• **ÜBUNGSAUFGABEN**:
1. Welche Bibelstellen gibt der Text über Schuld und Gnade für die göttliche „Operation am Herzen” an?
2. Schreiben Sie aus dem Text über Schuld und Gnade den Abschnitt zwischen „To the Point: Die“ und „ist direkt biblisch.)“ ab, beide Stellen eingeschlossen.
3. Wie könnte der Text über Schuld und Gnade weitergehen? Führen Sie ihn im Anschluss an seinen letzten Satz fort.

• **TEXTAUSZUG**:
——————

To the Point: Die Forderung nach Rückzahlung der Schuld bedeutet eben nicht, dass diese dem Schuldner faktisch möglich sei. Trotz der Unfähigkeit des Schuldners ist die Forderung des Eigentümers juristisch unanfechtbar und gerecht. – Nun, dies gilt übertragen auch im diskutierten Kontext der biblischen Heilslehre mit Blick auf das menschliche Elend, die Gerechtigkeit Gottes und die Notwendigkeit eines freien Gnadengeschenks vonseiten des Heiland-Gottes. (Das Metapher der Schuld und des Schuldners ist direkt biblisch.)

Ein wesentlicher Denkfehler scheint mir zu sein, dass man die Situation des Sünders, die zu seiner faktischen Unfähigkeit und Unwilligkeit zur Umkehr geführt hat, moralfrei beurteilt, während doch die Heilige Schrift lehrt, dass die Unfähigkeit und Unwilligkeit des in Sünde gefallenen Menschen eine selbstverschuldete ist. Buße und Glauben oder anderen Aktivitäten des Herzens (Willen, Entscheidungen) oder der Hand (Werke) sind nach göttlichem Zeugnis einem Menschen innerlich erst möglich, wenn er diese vorher von außen her empfangen hat. Münchhausen funktioniert auch hier nicht.

Mit Empfang der göttlichen Rettungsgaben ändert sich alles: Es ist alles »aus Gott«, aber durch die freie Gabe Gottes sind im beschenkten Menschen nun Fähigkeit, Wille und gute Tat vorhanden und sein eigen: Es ist dann seine Fähigkeit (Vermögen), sein Wille (Motivation) und seine Tat (Vollbringen). Solange aber das Herz geistlich tot und in der Sklaverei der Sünde verkettet ist, gilt ohne göttliche „Operation am Herzen” (Hesekiel 11,19; 36,26) weiter: »Ihr wollt nicht zu mir kommen, damit ihr Leben habt«, und: »Ihr seid aus dem Vater, dem Teufel, und die Begierden eures Vaters wollt ihr tun« (Johannes 5,40; 8,44). Der ganze Vorgang wird in den Texten von den Segnungen des Neuen Bundes beeindruckend für Israel vorschattend beschrieben (s. z.B. Hesekiel 36,25–36) und im Johannesevangelium vom Sohn Gottes ausgelegt und auf den Glaubenden des NT angewandt. Im Heil kommt es danach nicht zuerst auf die Fähigkeit des Sünders an, sondern auf die Fähigkeit des rettenden Gottes. Er fordert – aber er gibt auch das, was er fordert. Glauben wir das? Dann werden und können wir zugreifen und dann sind wir ewig gerettet.

Gott aber sei Dank, dass ihr Sklaven der Sünde wart, aber von Herzen gehorsam geworden seid dem Bild der Lehre, dem ihr übergeben worden seid! Freigemacht aber von der Sünde, seid ihr Sklaven der Gerechtigkeit geworden.

——————

• **ROHDATEN**:
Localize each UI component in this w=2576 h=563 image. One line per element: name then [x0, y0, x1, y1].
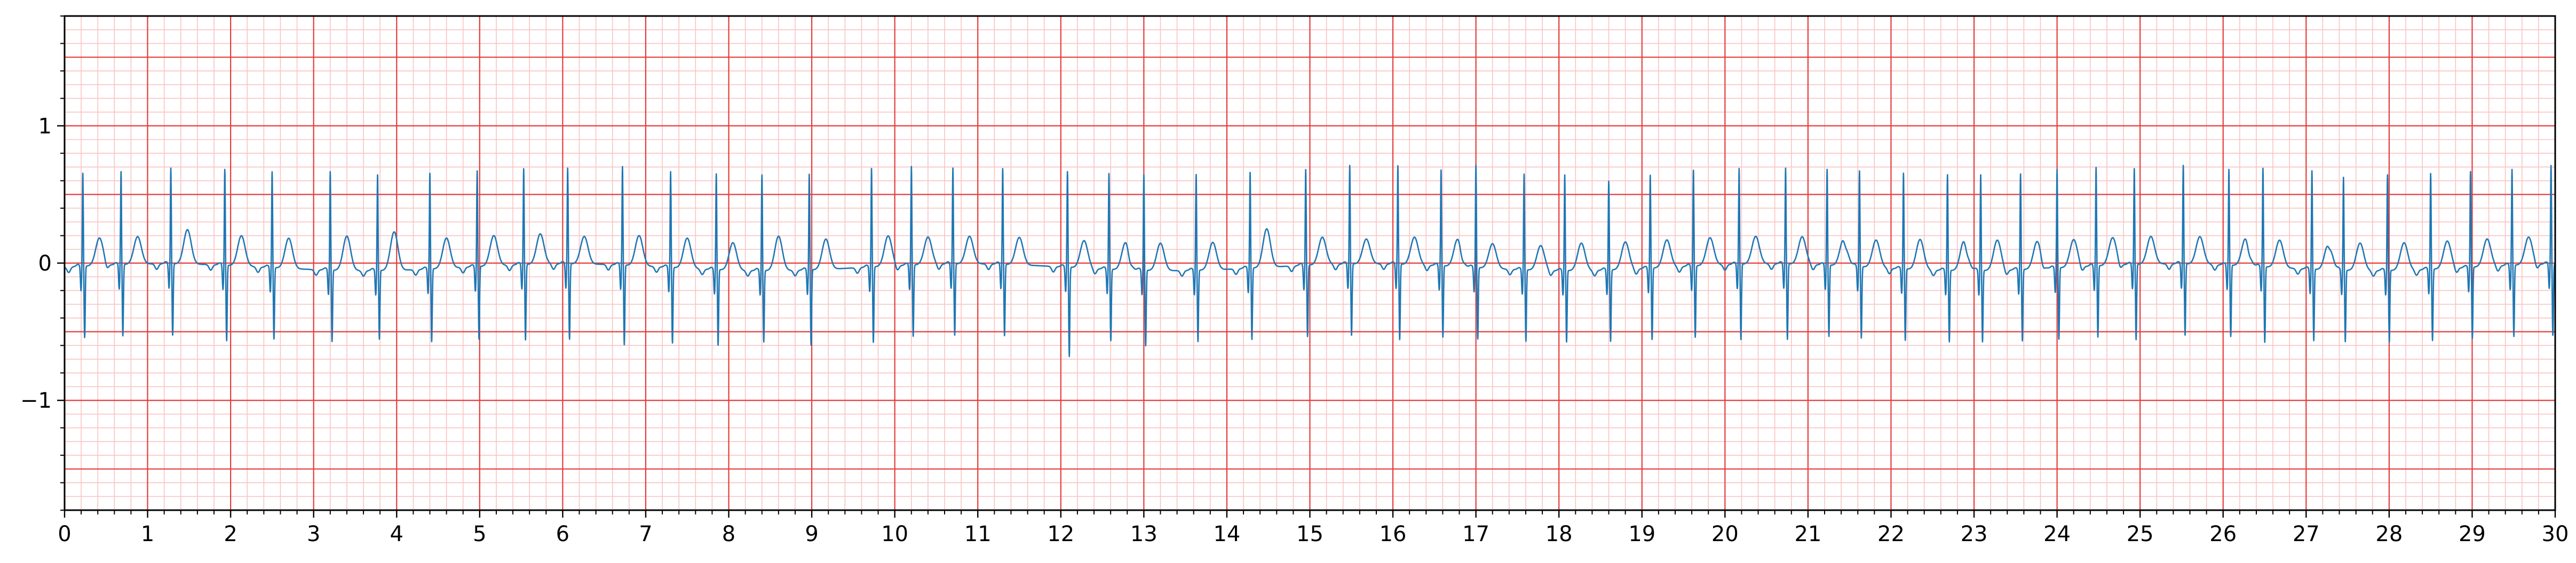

——————

• **LÖSUNGEN ZUR ÜBUNG**:
1. Hesekiel 11,19 und 36,26.

2.
To the Point: Die Forderung nach Rückzahlung der Schuld bedeutet eben nicht, dass diese dem Schuldner faktisch möglich sei. Trotz der Unfähigkeit des Schuldners ist die Forderung des Eigentümers juristisch unanfechtbar und gerecht. – Nun, dies gilt übertragen auch im diskutierten Kontext der biblischen Heilslehre mit Blick auf das menschliche Elend, die Gerechtigkeit Gottes und die Notwendigkeit eines freien Gnadengeschenks vonseiten des Heiland-Gottes. (Das Metapher der Schuld und des Schuldners ist direkt biblisch.)

3.
Römer 6,17-18 (ELB03)


Bekehre mich, damit ich mich bekehre, denn du bist der Jahwe, mein Gott.

Jeremia 31,18b

TULIP – Wer hat’s erfunden?

Es ist üblich geworden, „den Calvinismus” anhand des Akronyms „TULIP” zu beschreiben und zu beurteilen. Von „TULIP” wussten jedoch weder der angebliche Urheber des „Calvinismus“, Johannes Calvin (1509–1564), etwas, noch die reformierten Verfasser der „Lehrregel von Dordrecht“ (1619) in den Niederlanden, noch die reformierten Verfasser der berühmten „Westminster Confession of Faith“ (1647/1648), noch andere dem reformatorischen Glaubensgut folgende Bekenntnisse, wie z. B. die „London Baptist Confession” (1677). Kein Reformator hat „TULIP“ je verwendet. Woher stammt also diese (anachronistische) Idee, „TULIP“ zur Beschreibung des „calvinistischen“ (reformierten) Glaubens heranzuziehen?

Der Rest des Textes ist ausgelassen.